* [GOAL]: Leave out the pictures, and quote exactly the lines running from the one with "OCR this image." through the last line of the entries below.

Stored items from a collection:
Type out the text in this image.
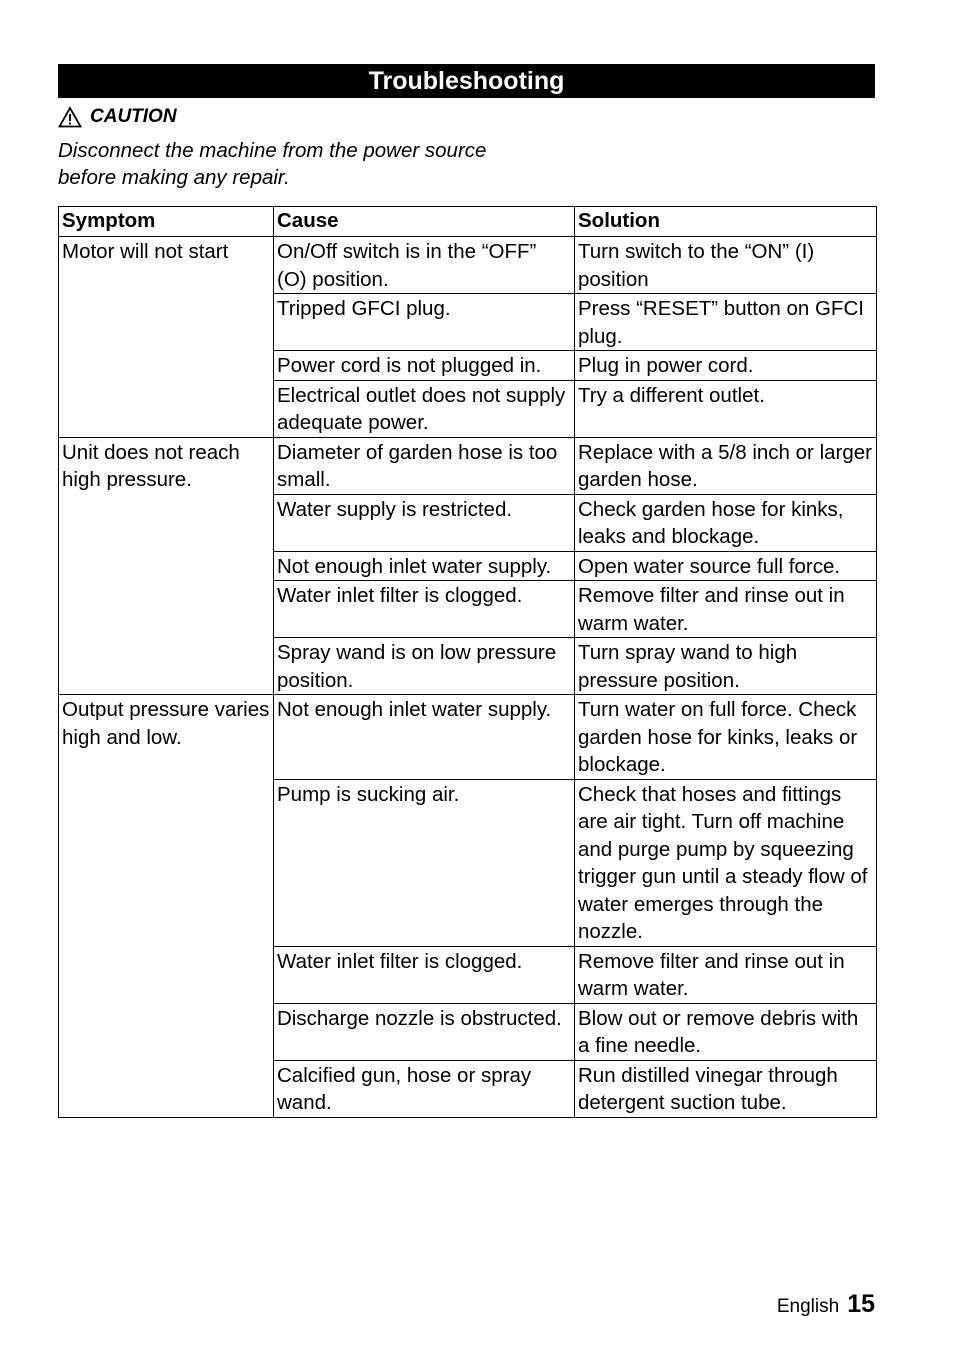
Troubleshooting
CAUTION
Disconnect the machine from the power source before making any repair.
Symptom	Cause	Solution
Motor will not start	On/Off switch is in the “OFF” (O) position.	Turn switch to the “ON” (I) position
	Tripped GFCI plug.	Press “RESET” button on GFCI plug.
	Power cord is not plugged in.	Plug in power cord.
	Electrical outlet does not supply adequate power.	Try a different outlet.
Unit does not reach high pressure.	Diameter of garden hose is too small.	Replace with a 5/8 inch or larger garden hose.
	Water supply is restricted.	Check garden hose for kinks, leaks and blockage.
	Not enough inlet water supply.	Open water source full force.
	Water inlet filter is clogged.	Remove filter and rinse out in warm water.
	Spray wand is on low pressure position.	Turn spray wand to high pressure position.
Output pressure varies high and low.	Not enough inlet water supply.	Turn water on full force. Check garden hose for kinks, leaks or blockage.
	Pump is sucking air.	Check that hoses and fittings are air tight. Turn off machine and purge pump by squeezing trigger gun until a steady flow of water emerges through the nozzle.
	Water inlet filter is clogged.	Remove filter and rinse out in warm water.
	Discharge nozzle is obstructed.	Blow out or remove debris with a fine needle.
	Calcified gun, hose or spray wand.	Run distilled vinegar through detergent suction tube.
English 15
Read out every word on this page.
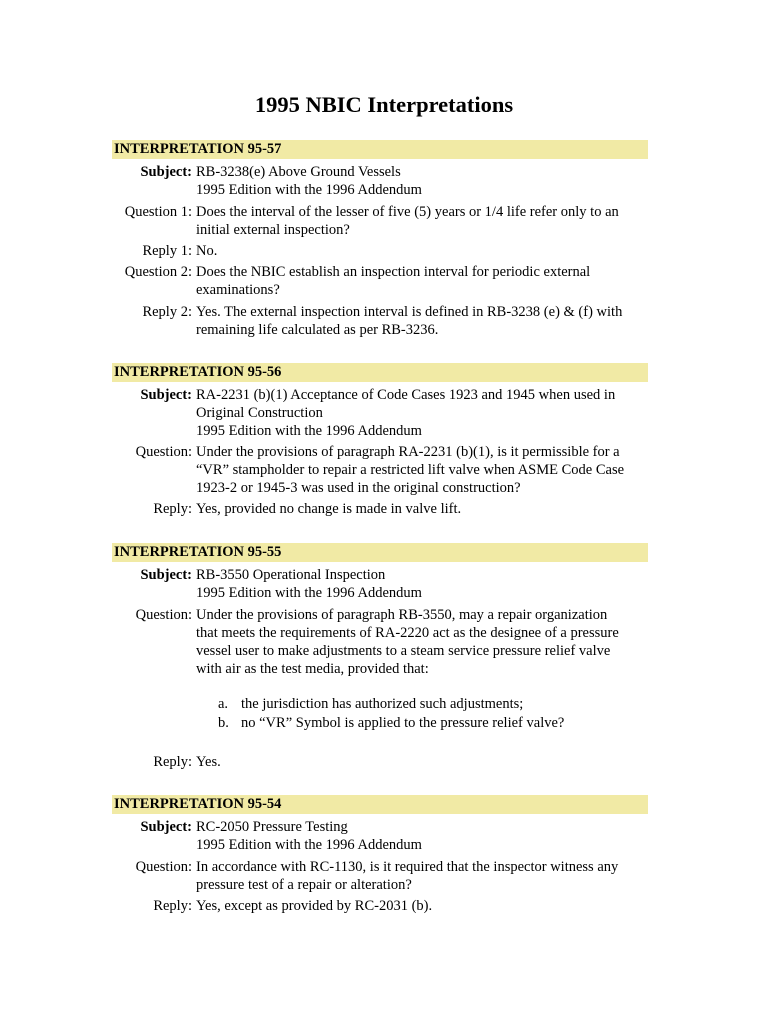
1995 NBIC Interpretations
INTERPRETATION 95-57
Subject: RB-3238(e) Above Ground Vessels
1995 Edition with the 1996 Addendum
Question 1: Does the interval of the lesser of five (5) years or 1/4 life refer only to an
initial external inspection?
Reply 1: No.
Question 2: Does the NBIC establish an inspection interval for periodic external
examinations?
Reply 2: Yes. The external inspection interval is defined in RB-3238 (e) & (f) with
remaining life calculated as per RB-3236.
INTERPRETATION 95-56
Subject: RA-2231 (b)(1) Acceptance of Code Cases 1923 and 1945 when used in
Original Construction
1995 Edition with the 1996 Addendum
Question: Under the provisions of paragraph RA-2231 (b)(1), is it permissible for a
“VR” stampholder to repair a restricted lift valve when ASME Code Case
1923-2 or 1945-3 was used in the original construction?
Reply: Yes, provided no change is made in valve lift.
INTERPRETATION 95-55
Subject: RB-3550 Operational Inspection
1995 Edition with the 1996 Addendum
Question: Under the provisions of paragraph RB-3550, may a repair organization
that meets the requirements of RA-2220 act as the designee of a pressure
vessel user to make adjustments to a steam service pressure relief valve
with air as the test media, provided that:
a. the jurisdiction has authorized such adjustments;
b. no “VR” Symbol is applied to the pressure relief valve?
Reply: Yes.
INTERPRETATION 95-54
Subject: RC-2050 Pressure Testing
1995 Edition with the 1996 Addendum
Question: In accordance with RC-1130, is it required that the inspector witness any
pressure test of a repair or alteration?
Reply: Yes, except as provided by RC-2031 (b).
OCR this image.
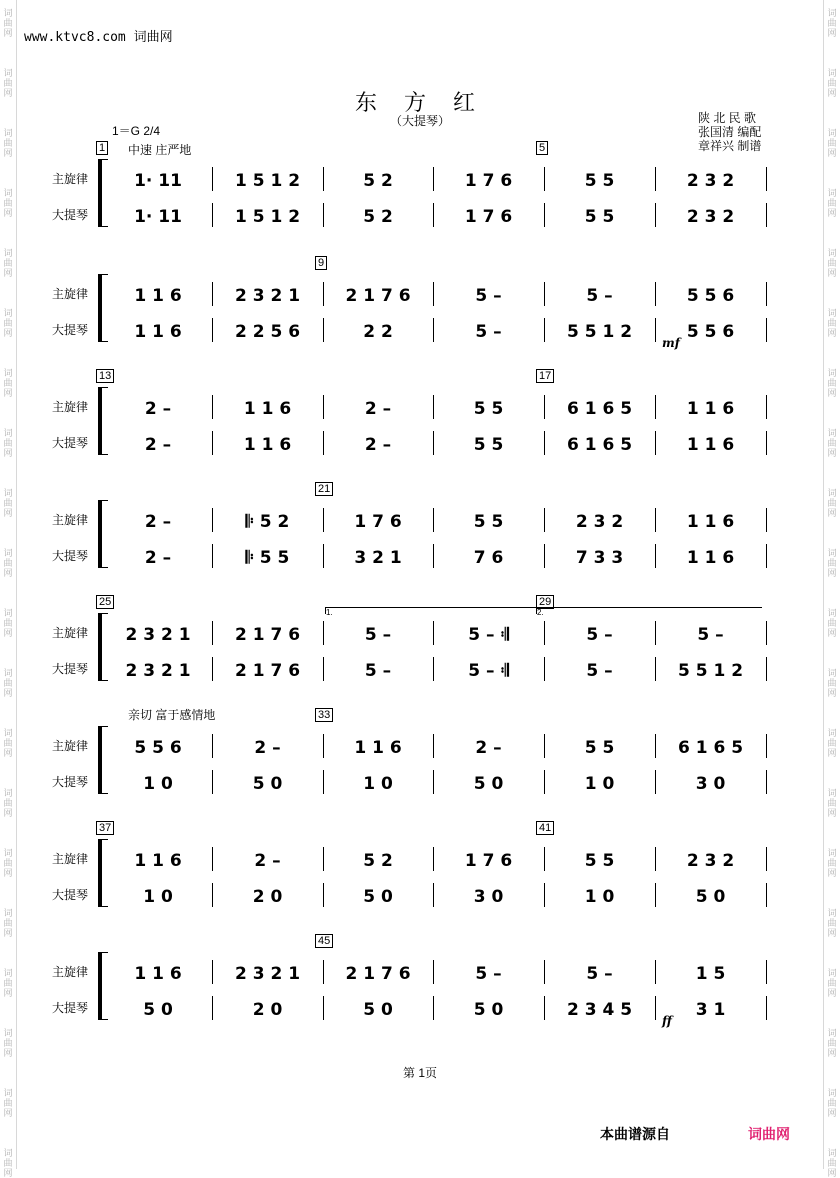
词
曲
网
词
曲
网
词
曲
网
词
曲
网
词
曲
网
词
曲
网
词
曲
网
词
曲
网
词
曲
网
词
曲
网
词
曲
网
词
曲
网
词
曲
网
词
曲
网
词
曲
网
词
曲
网
词
曲
网
词
曲
网
词
曲
网
词
曲
网
词
曲
网
词
曲
网
词
曲
网
词
曲
网
词
曲
网
词
曲
网
词
曲
网
词
曲
网
词
曲
网
词
曲
网
词
曲
网
词
曲
网
词
曲
网
词
曲
网
词
曲
网
词
曲
网
词
曲
网
词
曲
网
词
曲
网
词
曲
网
www.ktvc8.com 词曲网
东 方 红
（大提琴）	陕 北 民 歌
张国清 编配
章祥兴 制谱
1＝G 2/4
主旋律
大提琴
1· 11	1 5 1 2	5 2	1 7 6	5 5	2 3 2
1· 11	1 5 1 2	5 2	1 7 6	5 5	2 3 2
中速 庄严地
1	5
主旋律
大提琴
1 1 6	2 3 2 1	2 1 7 6	5 –	5 –	5 5 6
1 1 6	2 2 5 6	2 2	5 –	5 5 1 2	5 5 6
9
mf
主旋律
大提琴
2 –	1 1 6	2 –	5 5	6 1 6 5	1 1 6
2 –	1 1 6	2 –	5 5	6 1 6 5	1 1 6
13	17
主旋律
大提琴
2 –	𝄆 5 2	1 7 6	5 5	2 3 2	1 1 6
2 –	𝄆 5 5	3 2 1	7 6	7 3 3	1 1 6
21
主旋律
大提琴
2 3 2 1	2 1 7 6	5 –	5 – 𝄇	5 –	5 –
2 3 2 1	2 1 7 6	5 –	5 – 𝄇	5 –	5 5 1 2
25	29
1.	2.
主旋律
大提琴
5 5 6	2 –	1 1 6	2 –	5 5	6 1 6 5
1 0	5 0	1 0	5 0	1 0	3 0
亲切 富于感情地	33
主旋律
大提琴
1 1 6	2 –	5 2	1 7 6	5 5	2 3 2
1 0	2 0	5 0	3 0	1 0	5 0
37	41
主旋律
大提琴
1 1 6	2 3 2 1	2 1 7 6	5 –	5 –	1 5
5 0	2 0	5 0	5 0	2 3 4 5	3 1
45
ff
第 1页
本曲谱源自	词曲网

* [RESULT OF THE TASK]:
OCR this image.
词
曲
网
词
曲
网
词
曲
网
词
曲
网
词
曲
网
词
曲
网
词
曲
网
词
曲
网
词
曲
网
词
曲
网
词
曲
网
词
曲
网
词
曲
网
词
曲
网
词
曲
网
词
曲
网
词
曲
网
词
曲
网
词
曲
网
词
曲
网
词
曲
网
词
曲
网
词
曲
网
词
曲
网
词
曲
网
词
曲
网
词
曲
网
词
曲
网
词
曲
网
词
曲
网
词
曲
网
词
曲
网
词
曲
网
词
曲
网
词
曲
网
词
曲
网
词
曲
网
词
曲
网
词
曲
网
词
曲
网
www.ktvc8.com 词曲网
东 方 红
（大提琴）	陕 北 民 歌
张国清 编配
章祥兴 制谱
1＝G 2/4
主旋律
大提琴
1· 11	1 5 1 2	5 2	1 7 6	5 5	2 3 2
1· 11	1 5 1 2	5 2	1 7 6	5 5	2 3 2
中速 庄严地
1	5
主旋律
大提琴
1 1 6	2 3 2 1	2 1 7 6	5 –	5 –	5 5 6
1 1 6	2 2 5 6	2 2	5 –	5 5 1 2	5 5 6
9
mf
主旋律
大提琴
2 –	1 1 6	2 –	5 5	6 1 6 5	1 1 6
2 –	1 1 6	2 –	5 5	6 1 6 5	1 1 6
13	17
主旋律
大提琴
2 –	𝄆 5 2	1 7 6	5 5	2 3 2	1 1 6
2 –	𝄆 5 5	3 2 1	7 6	7 3 3	1 1 6
21
主旋律
大提琴
2 3 2 1	2 1 7 6	5 –	5 – 𝄇	5 –	5 –
2 3 2 1	2 1 7 6	5 –	5 – 𝄇	5 –	5 5 1 2
25	29
1.	2.
主旋律
大提琴
5 5 6	2 –	1 1 6	2 –	5 5	6 1 6 5
1 0	5 0	1 0	5 0	1 0	3 0
亲切 富于感情地	33
主旋律
大提琴
1 1 6	2 –	5 2	1 7 6	5 5	2 3 2
1 0	2 0	5 0	3 0	1 0	5 0
37	41
主旋律
大提琴
1 1 6	2 3 2 1	2 1 7 6	5 –	5 –	1 5
5 0	2 0	5 0	5 0	2 3 4 5	3 1
45
ff
第 1页
本曲谱源自	词曲网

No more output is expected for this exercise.